== Recorded information ==

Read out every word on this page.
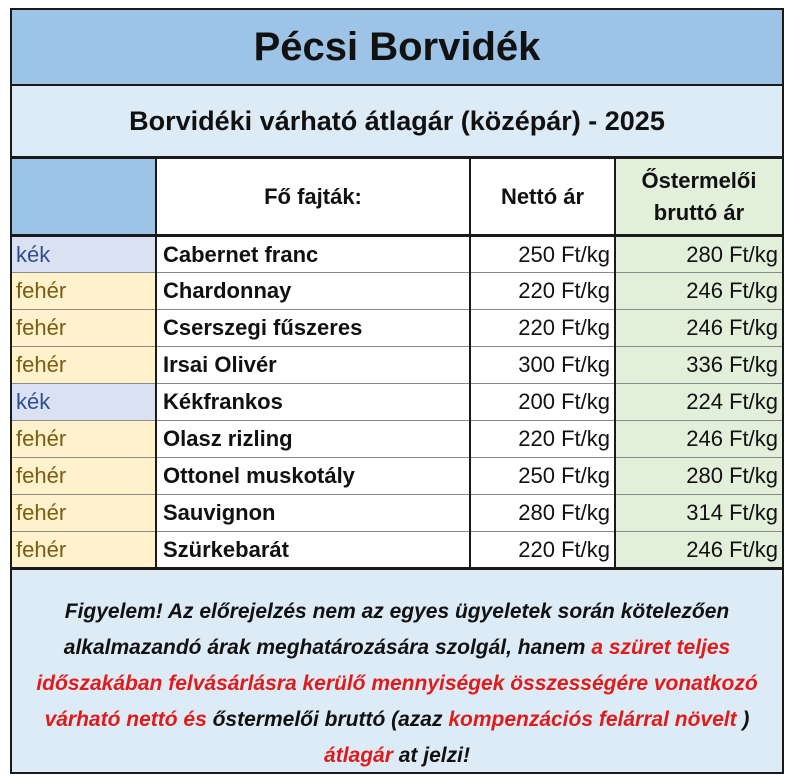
Pécsi Borvidék
Borvidéki várható átlagár (középár) - 2025
	Fő fajták:	Nettó ár	Őstermelői
bruttó ár
kék	Cabernet franc	250 Ft/kg	280 Ft/kg
fehér	Chardonnay	220 Ft/kg	246 Ft/kg
fehér	Cserszegi fűszeres	220 Ft/kg	246 Ft/kg
fehér	Irsai Olivér	300 Ft/kg	336 Ft/kg
kék	Kékfrankos	200 Ft/kg	224 Ft/kg
fehér	Olasz rizling	220 Ft/kg	246 Ft/kg
fehér	Ottonel muskotály	250 Ft/kg	280 Ft/kg
fehér	Sauvignon	280 Ft/kg	314 Ft/kg
fehér	Szürkebarát	220 Ft/kg	246 Ft/kg
Figyelem! Az előrejelzés nem az egyes ügyeletek során kötelezően alkalmazandó árak meghatározására szolgál, hanem a szüret teljes időszakában felvásárlásra kerülő mennyiségek összességére vonatkozó várható nettó és őstermelői bruttó (azaz kompenzációs felárral növelt ) átlagár at jelzi!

===

--- Given exercise ---
Working from the material above, transcribe it exactly while omitting pictures.

--- Final answer ---
Read out every word on this page.
Pécsi Borvidék
Borvidéki várható átlagár (középár) - 2025
	Fő fajták:	Nettó ár	Őstermelői
bruttó ár
kék	Cabernet franc	250 Ft/kg	280 Ft/kg
fehér	Chardonnay	220 Ft/kg	246 Ft/kg
fehér	Cserszegi fűszeres	220 Ft/kg	246 Ft/kg
fehér	Irsai Olivér	300 Ft/kg	336 Ft/kg
kék	Kékfrankos	200 Ft/kg	224 Ft/kg
fehér	Olasz rizling	220 Ft/kg	246 Ft/kg
fehér	Ottonel muskotály	250 Ft/kg	280 Ft/kg
fehér	Sauvignon	280 Ft/kg	314 Ft/kg
fehér	Szürkebarát	220 Ft/kg	246 Ft/kg
Figyelem! Az előrejelzés nem az egyes ügyeletek során kötelezően alkalmazandó árak meghatározására szolgál, hanem a szüret teljes időszakában felvásárlásra kerülő mennyiségek összességére vonatkozó várható nettó és őstermelői bruttó (azaz kompenzációs felárral növelt ) átlagár at jelzi!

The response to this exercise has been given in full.